• Short exercise
Records follow. Copy every line with "Iniciar".

• Data section

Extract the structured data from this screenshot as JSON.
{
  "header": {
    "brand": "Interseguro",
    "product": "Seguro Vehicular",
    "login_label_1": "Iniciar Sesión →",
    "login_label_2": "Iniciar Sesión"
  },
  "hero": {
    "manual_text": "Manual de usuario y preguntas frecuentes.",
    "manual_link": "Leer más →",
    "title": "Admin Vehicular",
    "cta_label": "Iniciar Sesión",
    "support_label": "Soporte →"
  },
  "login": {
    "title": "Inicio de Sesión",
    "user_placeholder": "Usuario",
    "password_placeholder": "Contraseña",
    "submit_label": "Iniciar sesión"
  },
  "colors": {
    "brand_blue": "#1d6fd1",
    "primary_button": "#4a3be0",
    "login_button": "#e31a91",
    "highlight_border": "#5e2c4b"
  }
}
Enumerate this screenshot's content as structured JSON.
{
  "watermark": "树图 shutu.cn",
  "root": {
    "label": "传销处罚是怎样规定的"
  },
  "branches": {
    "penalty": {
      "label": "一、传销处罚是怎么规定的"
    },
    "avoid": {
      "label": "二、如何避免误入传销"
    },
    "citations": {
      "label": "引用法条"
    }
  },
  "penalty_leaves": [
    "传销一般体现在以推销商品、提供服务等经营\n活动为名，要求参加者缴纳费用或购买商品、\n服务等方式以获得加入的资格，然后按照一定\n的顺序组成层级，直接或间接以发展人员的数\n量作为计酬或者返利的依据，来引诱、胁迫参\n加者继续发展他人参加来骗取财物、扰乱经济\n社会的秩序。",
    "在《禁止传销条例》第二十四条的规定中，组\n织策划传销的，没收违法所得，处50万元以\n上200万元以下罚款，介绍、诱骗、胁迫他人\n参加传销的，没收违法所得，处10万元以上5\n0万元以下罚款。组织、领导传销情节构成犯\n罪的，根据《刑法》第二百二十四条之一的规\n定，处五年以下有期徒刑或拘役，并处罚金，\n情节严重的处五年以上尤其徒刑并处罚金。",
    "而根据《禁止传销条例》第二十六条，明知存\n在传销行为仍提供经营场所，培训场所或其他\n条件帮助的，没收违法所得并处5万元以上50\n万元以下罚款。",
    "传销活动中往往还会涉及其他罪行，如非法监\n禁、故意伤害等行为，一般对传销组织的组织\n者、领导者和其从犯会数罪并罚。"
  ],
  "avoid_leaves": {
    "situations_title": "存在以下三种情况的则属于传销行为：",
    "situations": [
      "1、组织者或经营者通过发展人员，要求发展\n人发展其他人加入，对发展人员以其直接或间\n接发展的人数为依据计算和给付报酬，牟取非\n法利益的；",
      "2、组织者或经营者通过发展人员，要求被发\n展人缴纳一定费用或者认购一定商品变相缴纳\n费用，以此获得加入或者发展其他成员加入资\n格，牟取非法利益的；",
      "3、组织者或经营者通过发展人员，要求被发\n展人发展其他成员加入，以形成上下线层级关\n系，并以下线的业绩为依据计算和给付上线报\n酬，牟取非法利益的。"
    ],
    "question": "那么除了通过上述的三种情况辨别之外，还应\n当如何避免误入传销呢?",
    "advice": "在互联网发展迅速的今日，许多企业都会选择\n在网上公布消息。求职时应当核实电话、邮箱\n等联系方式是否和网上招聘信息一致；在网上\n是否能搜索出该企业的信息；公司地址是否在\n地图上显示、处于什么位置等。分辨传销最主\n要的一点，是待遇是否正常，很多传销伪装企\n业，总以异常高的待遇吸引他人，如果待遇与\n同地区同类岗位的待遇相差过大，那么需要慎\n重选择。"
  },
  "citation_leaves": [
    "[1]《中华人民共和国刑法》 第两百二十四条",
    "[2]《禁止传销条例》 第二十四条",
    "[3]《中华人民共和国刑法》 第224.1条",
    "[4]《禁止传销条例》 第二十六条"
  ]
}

• Exercise solution
    "login_label_1": "Iniciar Sesión →",
    "login_label_2": "Iniciar Sesión"
    "cta_label": "Iniciar Sesión",
    "submit_label": "Iniciar sesión"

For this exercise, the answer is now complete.